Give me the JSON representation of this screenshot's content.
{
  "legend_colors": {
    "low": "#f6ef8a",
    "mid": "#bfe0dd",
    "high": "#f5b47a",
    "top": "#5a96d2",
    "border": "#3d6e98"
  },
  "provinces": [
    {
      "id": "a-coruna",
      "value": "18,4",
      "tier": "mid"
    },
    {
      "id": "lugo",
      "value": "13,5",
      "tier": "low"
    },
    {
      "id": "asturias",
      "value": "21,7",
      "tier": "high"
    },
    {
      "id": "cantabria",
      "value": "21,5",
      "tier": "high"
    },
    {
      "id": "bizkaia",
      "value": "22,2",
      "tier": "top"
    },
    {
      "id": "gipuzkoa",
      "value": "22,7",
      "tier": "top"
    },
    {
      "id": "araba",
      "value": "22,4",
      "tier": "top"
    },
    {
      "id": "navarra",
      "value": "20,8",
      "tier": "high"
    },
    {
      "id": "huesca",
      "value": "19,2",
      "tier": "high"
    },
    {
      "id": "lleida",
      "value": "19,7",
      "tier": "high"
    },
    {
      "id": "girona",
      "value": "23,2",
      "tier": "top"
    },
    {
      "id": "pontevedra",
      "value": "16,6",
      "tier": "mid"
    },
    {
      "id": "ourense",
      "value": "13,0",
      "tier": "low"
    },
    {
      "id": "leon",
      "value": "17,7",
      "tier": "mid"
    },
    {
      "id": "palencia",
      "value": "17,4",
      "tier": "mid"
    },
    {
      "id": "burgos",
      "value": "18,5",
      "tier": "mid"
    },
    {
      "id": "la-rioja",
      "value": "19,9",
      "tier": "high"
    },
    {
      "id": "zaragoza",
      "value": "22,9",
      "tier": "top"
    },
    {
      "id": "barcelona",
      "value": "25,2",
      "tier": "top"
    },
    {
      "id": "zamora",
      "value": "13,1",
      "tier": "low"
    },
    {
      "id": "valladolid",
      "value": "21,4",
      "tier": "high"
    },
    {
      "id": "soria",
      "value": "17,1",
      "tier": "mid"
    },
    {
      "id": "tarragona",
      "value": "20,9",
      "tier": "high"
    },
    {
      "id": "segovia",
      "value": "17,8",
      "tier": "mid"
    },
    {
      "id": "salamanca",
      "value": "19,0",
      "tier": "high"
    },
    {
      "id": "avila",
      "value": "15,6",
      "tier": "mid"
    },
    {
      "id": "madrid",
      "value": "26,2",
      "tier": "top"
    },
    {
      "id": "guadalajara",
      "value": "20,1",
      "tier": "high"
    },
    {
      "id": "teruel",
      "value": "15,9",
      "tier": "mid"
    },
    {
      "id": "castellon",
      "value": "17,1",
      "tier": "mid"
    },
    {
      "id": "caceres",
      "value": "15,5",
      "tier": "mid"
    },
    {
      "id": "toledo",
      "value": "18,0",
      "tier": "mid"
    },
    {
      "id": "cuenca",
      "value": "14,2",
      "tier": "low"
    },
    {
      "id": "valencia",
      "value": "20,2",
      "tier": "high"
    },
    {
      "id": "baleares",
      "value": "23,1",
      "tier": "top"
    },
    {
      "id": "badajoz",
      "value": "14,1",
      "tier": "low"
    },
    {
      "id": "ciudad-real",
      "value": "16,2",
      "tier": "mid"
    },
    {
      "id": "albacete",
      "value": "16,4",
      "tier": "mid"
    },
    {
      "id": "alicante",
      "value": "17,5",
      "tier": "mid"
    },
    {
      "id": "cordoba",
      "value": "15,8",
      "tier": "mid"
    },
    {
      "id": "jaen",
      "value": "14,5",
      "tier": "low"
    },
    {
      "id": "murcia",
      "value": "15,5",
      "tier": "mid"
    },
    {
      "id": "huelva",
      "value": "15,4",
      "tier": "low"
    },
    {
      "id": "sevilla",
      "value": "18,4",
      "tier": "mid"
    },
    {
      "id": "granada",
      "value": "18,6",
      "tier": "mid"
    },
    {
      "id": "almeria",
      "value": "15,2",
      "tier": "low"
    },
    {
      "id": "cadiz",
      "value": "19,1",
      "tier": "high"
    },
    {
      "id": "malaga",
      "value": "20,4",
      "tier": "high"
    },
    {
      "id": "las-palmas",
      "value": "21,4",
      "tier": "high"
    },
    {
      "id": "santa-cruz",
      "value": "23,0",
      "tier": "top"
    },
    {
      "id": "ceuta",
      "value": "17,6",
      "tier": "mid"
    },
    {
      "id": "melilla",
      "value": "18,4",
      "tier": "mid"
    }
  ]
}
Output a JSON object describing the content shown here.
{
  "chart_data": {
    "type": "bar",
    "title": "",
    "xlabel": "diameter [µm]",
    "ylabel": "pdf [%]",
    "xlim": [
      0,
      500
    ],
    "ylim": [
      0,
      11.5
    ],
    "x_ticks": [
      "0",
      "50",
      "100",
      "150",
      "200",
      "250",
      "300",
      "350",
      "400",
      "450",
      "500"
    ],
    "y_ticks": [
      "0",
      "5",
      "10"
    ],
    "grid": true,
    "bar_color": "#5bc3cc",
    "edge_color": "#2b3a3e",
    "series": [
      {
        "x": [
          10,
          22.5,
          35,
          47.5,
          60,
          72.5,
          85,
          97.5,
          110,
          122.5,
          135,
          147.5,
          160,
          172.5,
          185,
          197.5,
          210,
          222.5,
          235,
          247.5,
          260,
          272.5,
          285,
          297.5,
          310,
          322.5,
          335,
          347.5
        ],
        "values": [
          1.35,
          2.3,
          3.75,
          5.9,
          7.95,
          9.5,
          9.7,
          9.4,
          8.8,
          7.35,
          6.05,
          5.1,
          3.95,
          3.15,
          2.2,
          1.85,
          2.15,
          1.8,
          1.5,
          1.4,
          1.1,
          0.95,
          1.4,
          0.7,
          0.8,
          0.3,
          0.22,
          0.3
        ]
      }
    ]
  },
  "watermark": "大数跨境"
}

----------------

Look through the listing above and count the lines where the string "JSON" appears. Report the number only.

Solution for this problem: 2